* _Supplied passage_:
-- Begin --

Fri, 18 Feb 2005

Kyoto: The reality of climate change

George Monbiot, Guardian News Service, London

It is now mid-February, and already I have sown 11 species of vegetable in my garden here in England. I know, though the seed packets tell me otherwise, that they will flourish. Everything in the UK -- daffodils, primroses, almond trees, bumblebees, nesting birds -- is a month ahead of schedule. And it feels wonderful.

The freezes Britain suffered in 1982 and 1963 are, unless the Gulf Stream stops, unlikely to recur. British summers will be long and warm. Across most of the upper northern hemisphere, climate change, so far, has been kind to us.

And this is surely one of the reasons why we find it so hard to accept what the climatologists are now telling us. In our mythologies, an early spring is a reward for virtue. "For, lo, the winter is past," Solomon, the beloved of God, exults. "The rain is over and gone; The flowers appear on the earth; the time of the singing of birds is come." How can something which feels so good result from something so bad?

After 13 years of negotiation, the Kyoto protocol on climate change comes into force. No one believes that this treaty alone -- which commits 30 developed nations to reduce their greenhouse gas emissions by 4.8 percent -- will solve the problem.

It expires in 2012 and, thanks to U.S. sabotage, there has so far been no progress towards a replacement. It paroles the worst offenders, the U.S. and Australia, and imposes no limits on the gases produced by developing countries. The cuts it enforces are at least an order of magnitude too small to stabilize greenhouse gas concentrations at anything approaching a safe level. But even this feeble agreement is threatened by our complacency about the closing of the climatic corridor down which we walk.

Why is this? Why are we transfixed by terrorism, yet relaxed about the collapse of the conditions that make our lives possible? One reason is surely the disjunction between our expectations and our observations. If climate change is to introduce horror into our lives, we would expect -- because throughout our evolutionary history we survived by finding patterns in nature -- to see that horror beginning to unfold. It is true that a few thousand people in the rich world have died as a result of floods and heatwaves. But the overwhelming sensation, experienced by all of us, almost every day, is that of being blessed by our pollution.

-- End --

* _Written problem A_:
Set down the part of the Kyoto column that opens with the words containing "It is now mid-February, and" and closes with "it feels wonderful.".
* _Written problem B_:
Answer these questions using the Kyoto column:
(i) How many species of vegetable has the writer sown so far?
(ii) By what percentage does the treaty commit developed nations to reduce their greenhouse gas emissions?
(iii) In what year does the treaty expire?
* _Written problem C_:
List everything the Kyoto column names as being a month ahead of schedule in the UK.

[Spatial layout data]
-- Begin --

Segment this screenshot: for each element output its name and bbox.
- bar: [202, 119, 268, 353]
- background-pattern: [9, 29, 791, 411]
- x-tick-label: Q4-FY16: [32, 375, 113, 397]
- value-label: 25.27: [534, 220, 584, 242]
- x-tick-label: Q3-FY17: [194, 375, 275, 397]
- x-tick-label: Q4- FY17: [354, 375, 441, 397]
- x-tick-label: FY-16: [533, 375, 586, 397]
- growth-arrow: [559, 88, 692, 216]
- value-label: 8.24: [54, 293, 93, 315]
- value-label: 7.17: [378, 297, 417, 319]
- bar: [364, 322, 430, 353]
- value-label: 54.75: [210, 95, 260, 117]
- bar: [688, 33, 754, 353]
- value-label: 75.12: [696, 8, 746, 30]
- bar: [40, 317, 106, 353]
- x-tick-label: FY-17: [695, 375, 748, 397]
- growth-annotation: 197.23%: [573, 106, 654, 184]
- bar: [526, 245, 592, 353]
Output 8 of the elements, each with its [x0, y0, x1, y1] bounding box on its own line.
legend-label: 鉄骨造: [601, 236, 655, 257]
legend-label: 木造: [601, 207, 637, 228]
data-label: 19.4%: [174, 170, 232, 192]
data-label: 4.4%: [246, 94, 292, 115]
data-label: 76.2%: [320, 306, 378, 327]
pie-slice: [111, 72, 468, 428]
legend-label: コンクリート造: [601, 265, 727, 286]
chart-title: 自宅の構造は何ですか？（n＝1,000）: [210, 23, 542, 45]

-- End --

* _Written answer A_:
It is now mid-February, and already I have sown 11 species of vegetable in my garden here in England. I know, though the seed packets tell me otherwise, that they will flourish. Everything in the UK -- daffodils, primroses, almond trees, bumblebees, nesting birds -- is a month ahead of schedule. And it feels wonderful.

* _Written answer B_:
(i) 11
(ii) 4.8 percent
(iii) 2012

* _Written answer C_:
daffodils, primroses, almond trees, bumblebees, nesting birds